> [YOUR GOAL]
Write out all entries word for word.

___

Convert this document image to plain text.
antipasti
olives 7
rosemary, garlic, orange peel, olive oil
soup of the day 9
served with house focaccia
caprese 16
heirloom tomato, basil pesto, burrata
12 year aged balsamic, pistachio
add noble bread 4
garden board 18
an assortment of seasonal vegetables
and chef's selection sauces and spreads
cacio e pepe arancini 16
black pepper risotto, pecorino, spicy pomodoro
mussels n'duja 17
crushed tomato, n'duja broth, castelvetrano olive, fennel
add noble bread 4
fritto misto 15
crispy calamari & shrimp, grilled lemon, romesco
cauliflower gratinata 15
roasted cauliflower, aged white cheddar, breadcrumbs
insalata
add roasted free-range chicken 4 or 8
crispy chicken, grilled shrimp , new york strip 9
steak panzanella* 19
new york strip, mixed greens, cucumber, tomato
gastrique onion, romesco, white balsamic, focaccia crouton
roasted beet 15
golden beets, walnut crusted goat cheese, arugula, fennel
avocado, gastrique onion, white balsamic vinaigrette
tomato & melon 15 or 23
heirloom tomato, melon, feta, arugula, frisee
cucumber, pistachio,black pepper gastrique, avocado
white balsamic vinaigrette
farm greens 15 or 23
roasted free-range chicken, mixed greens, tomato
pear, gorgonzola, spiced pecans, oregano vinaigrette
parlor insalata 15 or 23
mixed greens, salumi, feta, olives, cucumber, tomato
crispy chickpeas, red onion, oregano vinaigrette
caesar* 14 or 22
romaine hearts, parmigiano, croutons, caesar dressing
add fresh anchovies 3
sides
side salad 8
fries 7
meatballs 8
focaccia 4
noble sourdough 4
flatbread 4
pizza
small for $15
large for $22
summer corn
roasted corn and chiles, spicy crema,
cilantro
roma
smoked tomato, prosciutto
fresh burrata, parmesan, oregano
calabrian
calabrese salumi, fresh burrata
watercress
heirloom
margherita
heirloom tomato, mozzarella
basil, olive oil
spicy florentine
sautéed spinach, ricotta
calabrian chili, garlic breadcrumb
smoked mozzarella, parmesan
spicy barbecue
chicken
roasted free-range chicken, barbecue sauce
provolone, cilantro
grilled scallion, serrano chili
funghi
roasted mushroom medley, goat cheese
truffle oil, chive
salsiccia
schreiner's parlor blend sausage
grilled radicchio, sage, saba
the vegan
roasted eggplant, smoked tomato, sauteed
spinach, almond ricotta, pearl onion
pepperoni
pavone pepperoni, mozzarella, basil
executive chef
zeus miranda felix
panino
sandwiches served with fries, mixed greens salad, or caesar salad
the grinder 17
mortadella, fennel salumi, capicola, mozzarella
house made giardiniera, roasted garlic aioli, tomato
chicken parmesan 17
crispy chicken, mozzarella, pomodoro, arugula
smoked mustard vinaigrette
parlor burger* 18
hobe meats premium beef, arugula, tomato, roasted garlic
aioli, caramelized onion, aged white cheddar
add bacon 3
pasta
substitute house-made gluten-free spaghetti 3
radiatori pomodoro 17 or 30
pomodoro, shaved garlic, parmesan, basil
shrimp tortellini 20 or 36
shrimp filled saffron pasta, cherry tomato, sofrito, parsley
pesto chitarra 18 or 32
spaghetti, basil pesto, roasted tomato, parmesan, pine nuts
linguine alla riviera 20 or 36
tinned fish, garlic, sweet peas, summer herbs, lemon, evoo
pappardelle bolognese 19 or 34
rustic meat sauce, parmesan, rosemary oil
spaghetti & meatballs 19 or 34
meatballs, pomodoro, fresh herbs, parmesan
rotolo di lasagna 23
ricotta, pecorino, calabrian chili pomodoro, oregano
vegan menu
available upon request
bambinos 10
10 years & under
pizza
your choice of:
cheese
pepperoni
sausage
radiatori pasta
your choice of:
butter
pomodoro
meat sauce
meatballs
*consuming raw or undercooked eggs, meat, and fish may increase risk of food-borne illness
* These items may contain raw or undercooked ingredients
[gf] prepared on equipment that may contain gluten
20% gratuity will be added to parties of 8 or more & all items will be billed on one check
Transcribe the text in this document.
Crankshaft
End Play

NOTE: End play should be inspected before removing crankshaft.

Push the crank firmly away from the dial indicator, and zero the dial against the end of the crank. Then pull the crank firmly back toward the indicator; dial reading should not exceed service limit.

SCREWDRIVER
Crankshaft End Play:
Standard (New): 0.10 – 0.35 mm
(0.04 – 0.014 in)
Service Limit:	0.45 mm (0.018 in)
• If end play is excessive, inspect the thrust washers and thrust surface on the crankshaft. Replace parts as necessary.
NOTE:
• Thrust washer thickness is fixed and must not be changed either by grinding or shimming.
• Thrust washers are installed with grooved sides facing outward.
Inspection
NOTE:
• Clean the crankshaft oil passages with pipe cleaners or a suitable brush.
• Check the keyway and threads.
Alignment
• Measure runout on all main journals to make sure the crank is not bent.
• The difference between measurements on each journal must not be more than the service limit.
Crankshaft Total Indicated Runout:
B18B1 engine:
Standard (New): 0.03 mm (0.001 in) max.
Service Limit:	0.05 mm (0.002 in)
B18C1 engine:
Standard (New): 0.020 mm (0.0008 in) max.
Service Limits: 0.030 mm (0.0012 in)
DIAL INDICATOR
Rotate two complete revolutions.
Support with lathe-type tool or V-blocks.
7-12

___

> [RIGHT ANSWER]
Convert this document image to plain text.
antipasti
olives 7
rosemary, garlic, orange peel, olive oil
soup of the day 9
served with house focaccia
caprese 16
heirloom tomato, basil pesto, burrata
12 year aged balsamic, pistachio
add noble bread 4
garden board 18
an assortment of seasonal vegetables
and chef's selection sauces and spreads
cacio e pepe arancini 16
black pepper risotto, pecorino, spicy pomodoro
mussels n'duja 17
crushed tomato, n'duja broth, castelvetrano olive, fennel
add noble bread 4
fritto misto 15
crispy calamari & shrimp, grilled lemon, romesco
cauliflower gratinata 15
roasted cauliflower, aged white cheddar, breadcrumbs
insalata
add roasted free-range chicken 4 or 8
crispy chicken, grilled shrimp , new york strip 9
steak panzanella* 19
new york strip, mixed greens, cucumber, tomato
gastrique onion, romesco, white balsamic, focaccia crouton
roasted beet 15
golden beets, walnut crusted goat cheese, arugula, fennel
avocado, gastrique onion, white balsamic vinaigrette
tomato & melon 15 or 23
heirloom tomato, melon, feta, arugula, frisee
cucumber, pistachio,black pepper gastrique, avocado
white balsamic vinaigrette
farm greens 15 or 23
roasted free-range chicken, mixed greens, tomato
pear, gorgonzola, spiced pecans, oregano vinaigrette
parlor insalata 15 or 23
mixed greens, salumi, feta, olives, cucumber, tomato
crispy chickpeas, red onion, oregano vinaigrette
caesar* 14 or 22
romaine hearts, parmigiano, croutons, caesar dressing
add fresh anchovies 3
sides
side salad 8
fries 7
meatballs 8
focaccia 4
noble sourdough 4
flatbread 4
pizza
small for $15
large for $22
summer corn
roasted corn and chiles, spicy crema,
cilantro
roma
smoked tomato, prosciutto
fresh burrata, parmesan, oregano
calabrian
calabrese salumi, fresh burrata
watercress
heirloom
margherita
heirloom tomato, mozzarella
basil, olive oil
spicy florentine
sautéed spinach, ricotta
calabrian chili, garlic breadcrumb
smoked mozzarella, parmesan
spicy barbecue
chicken
roasted free-range chicken, barbecue sauce
provolone, cilantro
grilled scallion, serrano chili
funghi
roasted mushroom medley, goat cheese
truffle oil, chive
salsiccia
schreiner's parlor blend sausage
grilled radicchio, sage, saba
the vegan
roasted eggplant, smoked tomato, sauteed
spinach, almond ricotta, pearl onion
pepperoni
pavone pepperoni, mozzarella, basil
executive chef
zeus miranda felix
panino
sandwiches served with fries, mixed greens salad, or caesar salad
the grinder 17
mortadella, fennel salumi, capicola, mozzarella
house made giardiniera, roasted garlic aioli, tomato
chicken parmesan 17
crispy chicken, mozzarella, pomodoro, arugula
smoked mustard vinaigrette
parlor burger* 18
hobe meats premium beef, arugula, tomato, roasted garlic
aioli, caramelized onion, aged white cheddar
add bacon 3
pasta
substitute house-made gluten-free spaghetti 3
radiatori pomodoro 17 or 30
pomodoro, shaved garlic, parmesan, basil
shrimp tortellini 20 or 36
shrimp filled saffron pasta, cherry tomato, sofrito, parsley
pesto chitarra 18 or 32
spaghetti, basil pesto, roasted tomato, parmesan, pine nuts
linguine alla riviera 20 or 36
tinned fish, garlic, sweet peas, summer herbs, lemon, evoo
pappardelle bolognese 19 or 34
rustic meat sauce, parmesan, rosemary oil
spaghetti & meatballs 19 or 34
meatballs, pomodoro, fresh herbs, parmesan
rotolo di lasagna 23
ricotta, pecorino, calabrian chili pomodoro, oregano
vegan menu
available upon request
bambinos 10
10 years & under
pizza
your choice of:
cheese
pepperoni
sausage
radiatori pasta
your choice of:
butter
pomodoro
meat sauce
meatballs
*consuming raw or undercooked eggs, meat, and fish may increase risk of food-borne illness
* These items may contain raw or undercooked ingredients
[gf] prepared on equipment that may contain gluten
20% gratuity will be added to parties of 8 or more & all items will be billed on one check
Transcribe the text in this document.
Crankshaft
End Play

NOTE: End play should be inspected before removing crankshaft.

Push the crank firmly away from the dial indicator, and zero the dial against the end of the crank. Then pull the crank firmly back toward the indicator; dial reading should not exceed service limit.

SCREWDRIVER
Crankshaft End Play:
Standard (New): 0.10 – 0.35 mm
(0.04 – 0.014 in)
Service Limit:	0.45 mm (0.018 in)
• If end play is excessive, inspect the thrust washers and thrust surface on the crankshaft. Replace parts as necessary.
NOTE:
• Thrust washer thickness is fixed and must not be changed either by grinding or shimming.
• Thrust washers are installed with grooved sides facing outward.
Inspection
NOTE:
• Clean the crankshaft oil passages with pipe cleaners or a suitable brush.
• Check the keyway and threads.
Alignment
• Measure runout on all main journals to make sure the crank is not bent.
• The difference between measurements on each journal must not be more than the service limit.
Crankshaft Total Indicated Runout:
B18B1 engine:
Standard (New): 0.03 mm (0.001 in) max.
Service Limit:	0.05 mm (0.002 in)
B18C1 engine:
Standard (New): 0.020 mm (0.0008 in) max.
Service Limits: 0.030 mm (0.0012 in)
DIAL INDICATOR
Rotate two complete revolutions.
Support with lathe-type tool or V-blocks.
7-12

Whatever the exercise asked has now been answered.